## Entries taken from a collection
====

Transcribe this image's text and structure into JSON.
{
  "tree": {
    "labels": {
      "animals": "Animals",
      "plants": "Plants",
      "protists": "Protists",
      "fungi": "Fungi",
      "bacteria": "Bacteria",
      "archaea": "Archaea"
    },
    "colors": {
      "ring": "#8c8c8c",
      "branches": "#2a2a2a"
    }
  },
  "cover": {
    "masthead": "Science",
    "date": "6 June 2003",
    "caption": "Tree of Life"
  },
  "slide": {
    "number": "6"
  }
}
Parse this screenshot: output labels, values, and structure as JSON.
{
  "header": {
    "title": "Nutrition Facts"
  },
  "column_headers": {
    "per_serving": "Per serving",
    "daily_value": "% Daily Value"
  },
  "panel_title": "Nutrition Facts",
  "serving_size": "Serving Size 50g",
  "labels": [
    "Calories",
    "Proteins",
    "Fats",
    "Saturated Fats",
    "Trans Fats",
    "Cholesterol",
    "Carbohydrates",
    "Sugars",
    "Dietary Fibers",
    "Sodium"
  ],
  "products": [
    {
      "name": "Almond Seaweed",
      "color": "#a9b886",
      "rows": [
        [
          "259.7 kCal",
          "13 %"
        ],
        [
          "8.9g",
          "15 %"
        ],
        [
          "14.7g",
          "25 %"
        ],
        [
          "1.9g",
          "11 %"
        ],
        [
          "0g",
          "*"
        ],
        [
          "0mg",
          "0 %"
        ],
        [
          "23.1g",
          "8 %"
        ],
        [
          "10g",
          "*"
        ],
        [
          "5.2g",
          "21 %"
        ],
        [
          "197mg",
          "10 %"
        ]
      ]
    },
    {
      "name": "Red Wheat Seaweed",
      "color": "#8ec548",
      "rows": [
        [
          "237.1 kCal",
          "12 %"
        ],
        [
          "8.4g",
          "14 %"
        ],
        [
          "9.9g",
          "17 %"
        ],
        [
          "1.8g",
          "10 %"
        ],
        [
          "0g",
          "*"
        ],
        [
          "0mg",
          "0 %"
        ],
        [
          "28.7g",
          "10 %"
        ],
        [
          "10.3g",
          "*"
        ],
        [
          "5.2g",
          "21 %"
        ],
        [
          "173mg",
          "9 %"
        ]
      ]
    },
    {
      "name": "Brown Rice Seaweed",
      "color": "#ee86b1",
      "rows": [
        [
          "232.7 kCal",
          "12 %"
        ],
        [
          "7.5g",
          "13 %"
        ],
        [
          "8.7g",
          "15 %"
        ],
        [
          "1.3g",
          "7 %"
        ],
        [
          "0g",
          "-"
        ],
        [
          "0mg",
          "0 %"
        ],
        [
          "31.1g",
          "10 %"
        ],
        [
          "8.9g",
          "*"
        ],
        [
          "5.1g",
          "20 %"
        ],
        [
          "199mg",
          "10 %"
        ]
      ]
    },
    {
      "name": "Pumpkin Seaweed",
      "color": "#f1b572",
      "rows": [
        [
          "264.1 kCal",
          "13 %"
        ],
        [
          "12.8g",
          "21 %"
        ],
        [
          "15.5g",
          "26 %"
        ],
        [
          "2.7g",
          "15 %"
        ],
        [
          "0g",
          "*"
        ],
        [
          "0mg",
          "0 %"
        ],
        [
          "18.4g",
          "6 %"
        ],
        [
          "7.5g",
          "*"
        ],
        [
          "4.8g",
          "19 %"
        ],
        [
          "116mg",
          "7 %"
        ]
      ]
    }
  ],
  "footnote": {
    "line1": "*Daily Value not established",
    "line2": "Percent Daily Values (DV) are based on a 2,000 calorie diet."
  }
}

====

## Exercise aim
Please quote every record above exactly as it appears.

## Exercise result
Transcribe this image's text and structure into JSON.
{
  "tree": {
    "labels": {
      "animals": "Animals",
      "plants": "Plants",
      "protists": "Protists",
      "fungi": "Fungi",
      "bacteria": "Bacteria",
      "archaea": "Archaea"
    },
    "colors": {
      "ring": "#8c8c8c",
      "branches": "#2a2a2a"
    }
  },
  "cover": {
    "masthead": "Science",
    "date": "6 June 2003",
    "caption": "Tree of Life"
  },
  "slide": {
    "number": "6"
  }
}
Parse this screenshot: output labels, values, and structure as JSON.
{
  "header": {
    "title": "Nutrition Facts"
  },
  "column_headers": {
    "per_serving": "Per serving",
    "daily_value": "% Daily Value"
  },
  "panel_title": "Nutrition Facts",
  "serving_size": "Serving Size 50g",
  "labels": [
    "Calories",
    "Proteins",
    "Fats",
    "Saturated Fats",
    "Trans Fats",
    "Cholesterol",
    "Carbohydrates",
    "Sugars",
    "Dietary Fibers",
    "Sodium"
  ],
  "products": [
    {
      "name": "Almond Seaweed",
      "color": "#a9b886",
      "rows": [
        [
          "259.7 kCal",
          "13 %"
        ],
        [
          "8.9g",
          "15 %"
        ],
        [
          "14.7g",
          "25 %"
        ],
        [
          "1.9g",
          "11 %"
        ],
        [
          "0g",
          "*"
        ],
        [
          "0mg",
          "0 %"
        ],
        [
          "23.1g",
          "8 %"
        ],
        [
          "10g",
          "*"
        ],
        [
          "5.2g",
          "21 %"
        ],
        [
          "197mg",
          "10 %"
        ]
      ]
    },
    {
      "name": "Red Wheat Seaweed",
      "color": "#8ec548",
      "rows": [
        [
          "237.1 kCal",
          "12 %"
        ],
        [
          "8.4g",
          "14 %"
        ],
        [
          "9.9g",
          "17 %"
        ],
        [
          "1.8g",
          "10 %"
        ],
        [
          "0g",
          "*"
        ],
        [
          "0mg",
          "0 %"
        ],
        [
          "28.7g",
          "10 %"
        ],
        [
          "10.3g",
          "*"
        ],
        [
          "5.2g",
          "21 %"
        ],
        [
          "173mg",
          "9 %"
        ]
      ]
    },
    {
      "name": "Brown Rice Seaweed",
      "color": "#ee86b1",
      "rows": [
        [
          "232.7 kCal",
          "12 %"
        ],
        [
          "7.5g",
          "13 %"
        ],
        [
          "8.7g",
          "15 %"
        ],
        [
          "1.3g",
          "7 %"
        ],
        [
          "0g",
          "-"
        ],
        [
          "0mg",
          "0 %"
        ],
        [
          "31.1g",
          "10 %"
        ],
        [
          "8.9g",
          "*"
        ],
        [
          "5.1g",
          "20 %"
        ],
        [
          "199mg",
          "10 %"
        ]
      ]
    },
    {
      "name": "Pumpkin Seaweed",
      "color": "#f1b572",
      "rows": [
        [
          "264.1 kCal",
          "13 %"
        ],
        [
          "12.8g",
          "21 %"
        ],
        [
          "15.5g",
          "26 %"
        ],
        [
          "2.7g",
          "15 %"
        ],
        [
          "0g",
          "*"
        ],
        [
          "0mg",
          "0 %"
        ],
        [
          "18.4g",
          "6 %"
        ],
        [
          "7.5g",
          "*"
        ],
        [
          "4.8g",
          "19 %"
        ],
        [
          "116mg",
          "7 %"
        ]
      ]
    }
  ],
  "footnote": {
    "line1": "*Daily Value not established",
    "line2": "Percent Daily Values (DV) are based on a 2,000 calorie diet."
  }
}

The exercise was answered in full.